### [Task statement]
Reproduce the data unchanged, from its first line down to and including the line that contains "34 33 69</box>".

════════

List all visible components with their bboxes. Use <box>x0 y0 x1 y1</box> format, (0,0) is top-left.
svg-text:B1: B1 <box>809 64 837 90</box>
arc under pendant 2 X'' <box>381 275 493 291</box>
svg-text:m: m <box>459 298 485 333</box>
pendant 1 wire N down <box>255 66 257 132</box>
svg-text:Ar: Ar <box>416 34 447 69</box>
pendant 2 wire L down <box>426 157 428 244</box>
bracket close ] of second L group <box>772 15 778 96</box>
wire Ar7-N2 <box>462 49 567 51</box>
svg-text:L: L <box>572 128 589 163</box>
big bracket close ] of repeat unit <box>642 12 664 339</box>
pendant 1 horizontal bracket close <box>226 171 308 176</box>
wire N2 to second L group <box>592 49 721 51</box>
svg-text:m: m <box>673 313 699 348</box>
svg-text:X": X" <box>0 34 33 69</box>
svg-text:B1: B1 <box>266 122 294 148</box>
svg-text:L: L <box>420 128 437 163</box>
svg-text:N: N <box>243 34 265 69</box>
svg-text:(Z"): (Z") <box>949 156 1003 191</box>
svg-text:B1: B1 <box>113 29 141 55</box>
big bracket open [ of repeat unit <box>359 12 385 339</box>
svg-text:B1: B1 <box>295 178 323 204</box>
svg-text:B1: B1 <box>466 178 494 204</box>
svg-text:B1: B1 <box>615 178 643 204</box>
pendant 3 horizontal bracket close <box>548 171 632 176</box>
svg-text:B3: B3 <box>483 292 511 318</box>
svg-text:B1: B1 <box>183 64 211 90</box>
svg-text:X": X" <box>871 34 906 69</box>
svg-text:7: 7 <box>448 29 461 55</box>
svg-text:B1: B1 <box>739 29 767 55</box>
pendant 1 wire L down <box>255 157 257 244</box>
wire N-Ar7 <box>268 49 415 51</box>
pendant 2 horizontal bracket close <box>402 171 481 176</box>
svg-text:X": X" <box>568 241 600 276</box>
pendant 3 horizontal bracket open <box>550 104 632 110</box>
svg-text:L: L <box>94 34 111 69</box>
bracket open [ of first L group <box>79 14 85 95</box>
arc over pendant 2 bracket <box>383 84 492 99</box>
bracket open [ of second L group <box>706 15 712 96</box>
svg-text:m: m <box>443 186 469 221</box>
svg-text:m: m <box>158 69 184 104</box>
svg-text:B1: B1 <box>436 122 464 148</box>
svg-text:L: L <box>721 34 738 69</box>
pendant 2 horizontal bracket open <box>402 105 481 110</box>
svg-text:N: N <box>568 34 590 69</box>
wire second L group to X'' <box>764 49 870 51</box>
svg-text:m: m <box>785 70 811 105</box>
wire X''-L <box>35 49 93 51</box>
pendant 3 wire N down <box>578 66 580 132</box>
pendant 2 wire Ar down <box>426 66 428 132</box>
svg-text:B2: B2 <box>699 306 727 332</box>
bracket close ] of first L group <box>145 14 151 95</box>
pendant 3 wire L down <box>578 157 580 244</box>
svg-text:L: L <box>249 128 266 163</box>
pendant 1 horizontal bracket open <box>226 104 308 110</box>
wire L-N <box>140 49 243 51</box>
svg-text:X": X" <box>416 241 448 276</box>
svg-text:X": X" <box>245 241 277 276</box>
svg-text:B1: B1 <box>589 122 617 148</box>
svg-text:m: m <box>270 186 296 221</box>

════════

### [Output below]
List all visible components with their bboxes. Use <box>x0 y0 x1 y1</box> format, (0,0) is top-left.
svg-text:B1: B1 <box>809 64 837 90</box>
arc under pendant 2 X'' <box>381 275 493 291</box>
svg-text:m: m <box>459 298 485 333</box>
pendant 1 wire N down <box>255 66 257 132</box>
svg-text:Ar: Ar <box>416 34 447 69</box>
pendant 2 wire L down <box>426 157 428 244</box>
bracket close ] of second L group <box>772 15 778 96</box>
wire Ar7-N2 <box>462 49 567 51</box>
svg-text:L: L <box>572 128 589 163</box>
big bracket close ] of repeat unit <box>642 12 664 339</box>
pendant 1 horizontal bracket close <box>226 171 308 176</box>
wire N2 to second L group <box>592 49 721 51</box>
svg-text:m: m <box>673 313 699 348</box>
svg-text:X": X" <box>0 34 33 69</box>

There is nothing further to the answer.